• [INSTRUCTIONS FOR THE TASK] Check each line of the material. Copy those containing "JSON".

**** RECORDS FOR THE TASK ****

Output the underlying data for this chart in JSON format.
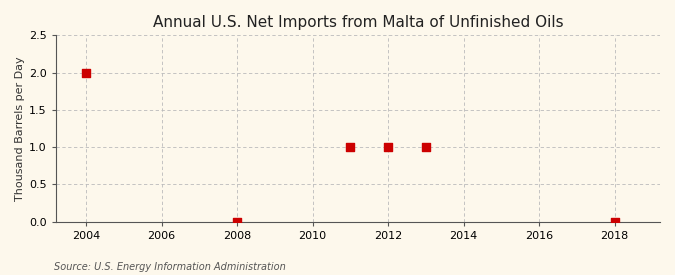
{
  "title": "Annual U.S. Net Imports from Malta of Unfinished Oils",
  "ylabel": "Thousand Barrels per Day",
  "source": "Source: U.S. Energy Information Administration",
  "background_color": "#fdf8ec",
  "plot_bg_color": "#fdf8ec",
  "data_x": [
    2004,
    2008,
    2011,
    2012,
    2013,
    2018
  ],
  "data_y": [
    2.0,
    0.0,
    1.0,
    1.0,
    1.0,
    0.0
  ],
  "marker_color": "#cc0000",
  "marker_style": "s",
  "marker_size": 3.5,
  "xlim": [
    2003.2,
    2019.2
  ],
  "ylim": [
    0.0,
    2.5
  ],
  "yticks": [
    0.0,
    0.5,
    1.0,
    1.5,
    2.0,
    2.5
  ],
  "xticks": [
    2004,
    2006,
    2008,
    2010,
    2012,
    2014,
    2016,
    2018
  ],
  "grid_color": "#bbbbbb",
  "grid_linestyle": "--",
  "grid_linewidth": 0.6,
  "title_fontsize": 11,
  "axis_label_fontsize": 8,
  "tick_fontsize": 8,
  "source_fontsize": 7
}
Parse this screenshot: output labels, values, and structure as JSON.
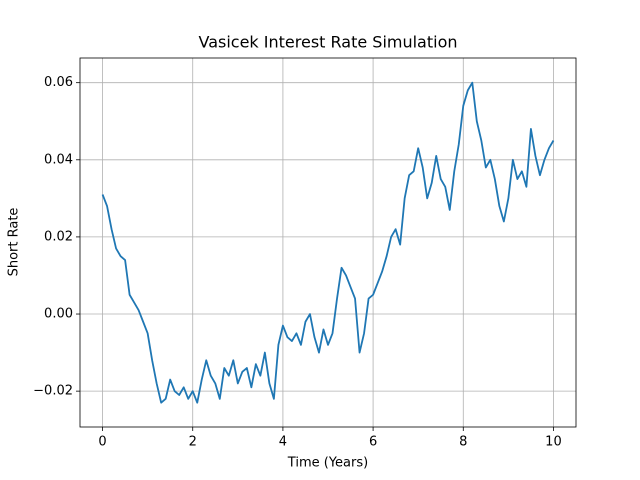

****

• [SOLUTION]
Output the underlying data for this chart in JSON format.
Parse this screenshot: output labels, values, and structure as JSON.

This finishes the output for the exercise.